Exercise instructions:
Reproduce each line exactly.

Supplied records:
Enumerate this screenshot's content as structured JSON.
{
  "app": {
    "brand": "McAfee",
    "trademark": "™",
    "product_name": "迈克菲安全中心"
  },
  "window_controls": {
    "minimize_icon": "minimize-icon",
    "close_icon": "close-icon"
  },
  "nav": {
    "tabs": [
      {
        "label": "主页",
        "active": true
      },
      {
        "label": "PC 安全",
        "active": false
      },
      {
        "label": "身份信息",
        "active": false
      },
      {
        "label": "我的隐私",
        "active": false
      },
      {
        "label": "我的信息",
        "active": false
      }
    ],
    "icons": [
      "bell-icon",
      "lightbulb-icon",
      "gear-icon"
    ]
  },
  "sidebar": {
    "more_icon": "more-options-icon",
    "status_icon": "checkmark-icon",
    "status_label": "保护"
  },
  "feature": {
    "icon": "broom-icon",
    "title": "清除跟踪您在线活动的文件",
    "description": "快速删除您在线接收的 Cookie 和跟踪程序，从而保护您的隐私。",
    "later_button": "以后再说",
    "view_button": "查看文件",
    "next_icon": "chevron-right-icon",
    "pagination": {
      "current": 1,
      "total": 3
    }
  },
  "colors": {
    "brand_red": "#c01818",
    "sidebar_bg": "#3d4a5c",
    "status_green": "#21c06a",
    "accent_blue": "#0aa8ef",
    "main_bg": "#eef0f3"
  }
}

Solution:
Enumerate this screenshot's content as structured JSON.
{
  "app": {
    "brand": "McAfee",
    "trademark": "™",
    "product_name": "迈克菲安全中心"
  },
  "window_controls": {
    "minimize_icon": "minimize-icon",
    "close_icon": "close-icon"
  },
  "nav": {
    "tabs": [
      {
        "label": "主页",
        "active": true
      },
      {
        "label": "PC 安全",
        "active": false
      },
      {
        "label": "身份信息",
        "active": false
      },
      {
        "label": "我的隐私",
        "active": false
      },
      {
        "label": "我的信息",
        "active": false
      }
    ],
    "icons": [
      "bell-icon",
      "lightbulb-icon",
      "gear-icon"
    ]
  },
  "sidebar": {
    "more_icon": "more-options-icon",
    "status_icon": "checkmark-icon",
    "status_label": "保护"
  },
  "feature": {
    "icon": "broom-icon",
    "title": "清除跟踪您在线活动的文件",
    "description": "快速删除您在线接收的 Cookie 和跟踪程序，从而保护您的隐私。",
    "later_button": "以后再说",
    "view_button": "查看文件",
    "next_icon": "chevron-right-icon",
    "pagination": {
      "current": 1,
      "total": 3
    }
  },
  "colors": {
    "brand_red": "#c01818",
    "sidebar_bg": "#3d4a5c",
    "status_green": "#21c06a",
    "accent_blue": "#0aa8ef",
    "main_bg": "#eef0f3"
  }
}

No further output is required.